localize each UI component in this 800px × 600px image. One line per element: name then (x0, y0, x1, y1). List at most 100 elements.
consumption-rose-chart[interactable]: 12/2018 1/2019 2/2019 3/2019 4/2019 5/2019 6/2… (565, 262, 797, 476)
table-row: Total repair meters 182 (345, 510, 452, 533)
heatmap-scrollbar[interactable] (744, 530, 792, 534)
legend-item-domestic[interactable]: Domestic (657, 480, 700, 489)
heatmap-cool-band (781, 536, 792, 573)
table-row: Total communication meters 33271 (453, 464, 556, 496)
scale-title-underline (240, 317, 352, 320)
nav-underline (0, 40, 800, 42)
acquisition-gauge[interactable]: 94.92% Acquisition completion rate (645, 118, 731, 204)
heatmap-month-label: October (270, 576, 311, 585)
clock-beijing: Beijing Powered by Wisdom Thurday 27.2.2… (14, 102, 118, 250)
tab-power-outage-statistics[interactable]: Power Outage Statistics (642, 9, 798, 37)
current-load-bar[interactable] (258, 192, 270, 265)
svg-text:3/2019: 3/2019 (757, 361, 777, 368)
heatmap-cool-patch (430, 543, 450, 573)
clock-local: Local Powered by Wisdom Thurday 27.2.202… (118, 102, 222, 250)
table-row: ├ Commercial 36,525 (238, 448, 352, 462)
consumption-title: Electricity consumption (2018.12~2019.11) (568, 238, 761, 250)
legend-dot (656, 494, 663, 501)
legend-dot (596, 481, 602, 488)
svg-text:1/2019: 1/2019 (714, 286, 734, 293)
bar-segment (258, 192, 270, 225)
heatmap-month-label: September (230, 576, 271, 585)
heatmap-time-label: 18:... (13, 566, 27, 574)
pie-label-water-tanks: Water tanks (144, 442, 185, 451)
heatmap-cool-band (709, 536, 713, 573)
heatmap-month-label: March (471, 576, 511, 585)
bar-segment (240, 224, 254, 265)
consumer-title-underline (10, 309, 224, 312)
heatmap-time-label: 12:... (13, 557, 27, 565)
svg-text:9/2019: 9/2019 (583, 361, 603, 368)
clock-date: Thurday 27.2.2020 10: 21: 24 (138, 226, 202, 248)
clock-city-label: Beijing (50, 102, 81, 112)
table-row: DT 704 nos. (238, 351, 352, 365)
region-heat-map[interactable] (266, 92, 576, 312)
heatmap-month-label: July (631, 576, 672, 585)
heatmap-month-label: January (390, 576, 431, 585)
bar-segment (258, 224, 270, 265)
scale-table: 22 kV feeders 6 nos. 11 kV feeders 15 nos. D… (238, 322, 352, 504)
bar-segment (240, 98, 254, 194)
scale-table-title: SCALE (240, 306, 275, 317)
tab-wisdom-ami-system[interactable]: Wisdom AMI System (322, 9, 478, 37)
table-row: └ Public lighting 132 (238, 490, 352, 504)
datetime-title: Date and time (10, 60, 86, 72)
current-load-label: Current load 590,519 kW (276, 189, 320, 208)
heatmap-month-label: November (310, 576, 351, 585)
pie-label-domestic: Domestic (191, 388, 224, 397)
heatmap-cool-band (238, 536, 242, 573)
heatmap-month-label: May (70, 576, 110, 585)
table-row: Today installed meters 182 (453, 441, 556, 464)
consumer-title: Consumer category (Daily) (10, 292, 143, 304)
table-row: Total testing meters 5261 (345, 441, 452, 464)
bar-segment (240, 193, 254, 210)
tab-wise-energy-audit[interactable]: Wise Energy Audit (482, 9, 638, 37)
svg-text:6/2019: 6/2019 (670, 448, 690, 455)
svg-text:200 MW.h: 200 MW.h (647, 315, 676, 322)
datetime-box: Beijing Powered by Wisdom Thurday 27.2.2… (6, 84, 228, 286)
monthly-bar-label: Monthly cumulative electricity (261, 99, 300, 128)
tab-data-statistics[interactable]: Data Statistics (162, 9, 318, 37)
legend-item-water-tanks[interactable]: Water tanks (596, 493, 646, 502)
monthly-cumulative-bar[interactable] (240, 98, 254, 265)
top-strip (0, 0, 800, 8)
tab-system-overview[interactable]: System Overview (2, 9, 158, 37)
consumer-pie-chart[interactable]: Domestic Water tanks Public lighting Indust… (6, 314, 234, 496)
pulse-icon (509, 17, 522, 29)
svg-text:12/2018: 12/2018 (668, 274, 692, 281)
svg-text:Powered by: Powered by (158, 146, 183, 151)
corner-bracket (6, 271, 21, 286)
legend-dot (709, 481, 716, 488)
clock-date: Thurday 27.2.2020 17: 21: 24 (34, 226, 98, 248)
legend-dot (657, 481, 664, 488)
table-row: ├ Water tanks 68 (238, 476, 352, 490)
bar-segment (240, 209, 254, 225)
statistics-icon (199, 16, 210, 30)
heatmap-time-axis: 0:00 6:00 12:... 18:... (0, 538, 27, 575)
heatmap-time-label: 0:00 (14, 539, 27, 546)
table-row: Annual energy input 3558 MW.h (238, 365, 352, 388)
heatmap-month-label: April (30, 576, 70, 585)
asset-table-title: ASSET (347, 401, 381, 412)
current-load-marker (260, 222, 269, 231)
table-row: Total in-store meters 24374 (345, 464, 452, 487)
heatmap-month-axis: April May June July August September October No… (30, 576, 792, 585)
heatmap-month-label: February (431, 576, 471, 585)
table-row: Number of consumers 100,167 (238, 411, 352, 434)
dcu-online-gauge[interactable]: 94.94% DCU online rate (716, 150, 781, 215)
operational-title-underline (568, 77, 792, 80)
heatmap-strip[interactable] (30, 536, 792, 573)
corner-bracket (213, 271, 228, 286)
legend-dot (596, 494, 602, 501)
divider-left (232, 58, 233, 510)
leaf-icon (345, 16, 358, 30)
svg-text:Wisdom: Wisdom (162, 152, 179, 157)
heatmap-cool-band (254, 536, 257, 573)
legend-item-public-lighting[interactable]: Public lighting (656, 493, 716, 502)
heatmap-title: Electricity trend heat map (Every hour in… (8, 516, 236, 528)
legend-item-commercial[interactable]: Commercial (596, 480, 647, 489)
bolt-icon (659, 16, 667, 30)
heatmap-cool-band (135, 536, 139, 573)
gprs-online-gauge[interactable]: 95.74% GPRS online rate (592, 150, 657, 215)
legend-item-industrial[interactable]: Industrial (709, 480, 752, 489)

☆ ☆ ☆ ☆ ☆ ☆ ☆

**What is being asked:** Rewrite all the items above, replacing "heatmap-cool-band" with "heatmap-cold-band" everywhere it appears and leaving everything else unchanged.

**Answer to this problem:**
localize each UI component in this 800px × 600px image. One line per element: name then (x0, y0, x1, y1). List at most 100 elements.
consumption-rose-chart[interactable]: 12/2018 1/2019 2/2019 3/2019 4/2019 5/2019 6/2… (565, 262, 797, 476)
table-row: Total repair meters 182 (345, 510, 452, 533)
heatmap-scrollbar[interactable] (744, 530, 792, 534)
legend-item-domestic[interactable]: Domestic (657, 480, 700, 489)
heatmap-cold-band (781, 536, 792, 573)
table-row: Total communication meters 33271 (453, 464, 556, 496)
scale-title-underline (240, 317, 352, 320)
nav-underline (0, 40, 800, 42)
acquisition-gauge[interactable]: 94.92% Acquisition completion rate (645, 118, 731, 204)
heatmap-month-label: October (270, 576, 311, 585)
clock-beijing: Beijing Powered by Wisdom Thurday 27.2.2… (14, 102, 118, 250)
tab-power-outage-statistics[interactable]: Power Outage Statistics (642, 9, 798, 37)
current-load-bar[interactable] (258, 192, 270, 265)
svg-text:3/2019: 3/2019 (757, 361, 777, 368)
heatmap-cool-patch (430, 543, 450, 573)
clock-local: Local Powered by Wisdom Thurday 27.2.202… (118, 102, 222, 250)
table-row: ├ Commercial 36,525 (238, 448, 352, 462)
consumption-title: Electricity consumption (2018.12~2019.11) (568, 238, 761, 250)
legend-dot (656, 494, 663, 501)
legend-dot (596, 481, 602, 488)
svg-text:1/2019: 1/2019 (714, 286, 734, 293)
bar-segment (258, 192, 270, 225)
heatmap-month-label: September (230, 576, 271, 585)
heatmap-time-label: 18:... (13, 566, 27, 574)
pie-label-water-tanks: Water tanks (144, 442, 185, 451)
heatmap-cold-band (709, 536, 713, 573)
heatmap-month-label: March (471, 576, 511, 585)
bar-segment (240, 224, 254, 265)
consumer-title-underline (10, 309, 224, 312)
heatmap-time-label: 12:... (13, 557, 27, 565)
svg-text:9/2019: 9/2019 (583, 361, 603, 368)
clock-date: Thurday 27.2.2020 10: 21: 24 (138, 226, 202, 248)
clock-city-label: Beijing (50, 102, 81, 112)
table-row: DT 704 nos. (238, 351, 352, 365)
region-heat-map[interactable] (266, 92, 576, 312)
heatmap-month-label: July (631, 576, 672, 585)
heatmap-month-label: January (390, 576, 431, 585)
bar-segment (258, 224, 270, 265)
scale-table: 22 kV feeders 6 nos. 11 kV feeders 15 nos. D… (238, 322, 352, 504)
bar-segment (240, 98, 254, 194)
scale-table-title: SCALE (240, 306, 275, 317)
tab-wisdom-ami-system[interactable]: Wisdom AMI System (322, 9, 478, 37)
table-row: └ Public lighting 132 (238, 490, 352, 504)
datetime-title: Date and time (10, 60, 86, 72)
current-load-label: Current load 590,519 kW (276, 189, 320, 208)
heatmap-month-label: November (310, 576, 351, 585)
pie-label-domestic: Domestic (191, 388, 224, 397)
heatmap-cold-band (238, 536, 242, 573)
heatmap-month-label: May (70, 576, 110, 585)
table-row: Today installed meters 182 (453, 441, 556, 464)
consumer-title: Consumer category (Daily) (10, 292, 143, 304)
table-row: Total testing meters 5261 (345, 441, 452, 464)
bar-segment (240, 193, 254, 210)
tab-wise-energy-audit[interactable]: Wise Energy Audit (482, 9, 638, 37)
svg-text:6/2019: 6/2019 (670, 448, 690, 455)
svg-text:200 MW.h: 200 MW.h (647, 315, 676, 322)
datetime-box: Beijing Powered by Wisdom Thurday 27.2.2… (6, 84, 228, 286)
monthly-bar-label: Monthly cumulative electricity (261, 99, 300, 128)
tab-data-statistics[interactable]: Data Statistics (162, 9, 318, 37)
legend-item-water-tanks[interactable]: Water tanks (596, 493, 646, 502)
monthly-cumulative-bar[interactable] (240, 98, 254, 265)
top-strip (0, 0, 800, 8)
tab-system-overview[interactable]: System Overview (2, 9, 158, 37)
consumer-pie-chart[interactable]: Domestic Water tanks Public lighting Indust… (6, 314, 234, 496)
pulse-icon (509, 17, 522, 29)
svg-text:12/2018: 12/2018 (668, 274, 692, 281)
svg-text:Powered by: Powered by (158, 146, 183, 151)
corner-bracket (6, 271, 21, 286)
legend-dot (709, 481, 716, 488)
clock-date: Thurday 27.2.2020 17: 21: 24 (34, 226, 98, 248)
legend-dot (657, 481, 664, 488)
table-row: ├ Water tanks 68 (238, 476, 352, 490)
bar-segment (240, 209, 254, 225)
statistics-icon (199, 16, 210, 30)
heatmap-time-axis: 0:00 6:00 12:... 18:... (0, 538, 27, 575)
heatmap-time-label: 0:00 (14, 539, 27, 546)
table-row: Annual energy input 3558 MW.h (238, 365, 352, 388)
heatmap-month-label: April (30, 576, 70, 585)
asset-table-title: ASSET (347, 401, 381, 412)
current-load-marker (260, 222, 269, 231)
table-row: Total in-store meters 24374 (345, 464, 452, 487)
heatmap-month-axis: April May June July August September October No… (30, 576, 792, 585)
heatmap-month-label: February (431, 576, 471, 585)
table-row: Number of consumers 100,167 (238, 411, 352, 434)
dcu-online-gauge[interactable]: 94.94% DCU online rate (716, 150, 781, 215)
operational-title-underline (568, 77, 792, 80)
heatmap-strip[interactable] (30, 536, 792, 573)
corner-bracket (213, 271, 228, 286)
legend-dot (596, 494, 602, 501)
divider-left (232, 58, 233, 510)
leaf-icon (345, 16, 358, 30)
svg-text:Wisdom: Wisdom (162, 152, 179, 157)
heatmap-cold-band (254, 536, 257, 573)
legend-item-public-lighting[interactable]: Public lighting (656, 493, 716, 502)
heatmap-title: Electricity trend heat map (Every hour in… (8, 516, 236, 528)
legend-item-commercial[interactable]: Commercial (596, 480, 647, 489)
bolt-icon (659, 16, 667, 30)
heatmap-cold-band (135, 536, 139, 573)
gprs-online-gauge[interactable]: 95.74% GPRS online rate (592, 150, 657, 215)
legend-item-industrial[interactable]: Industrial (709, 480, 752, 489)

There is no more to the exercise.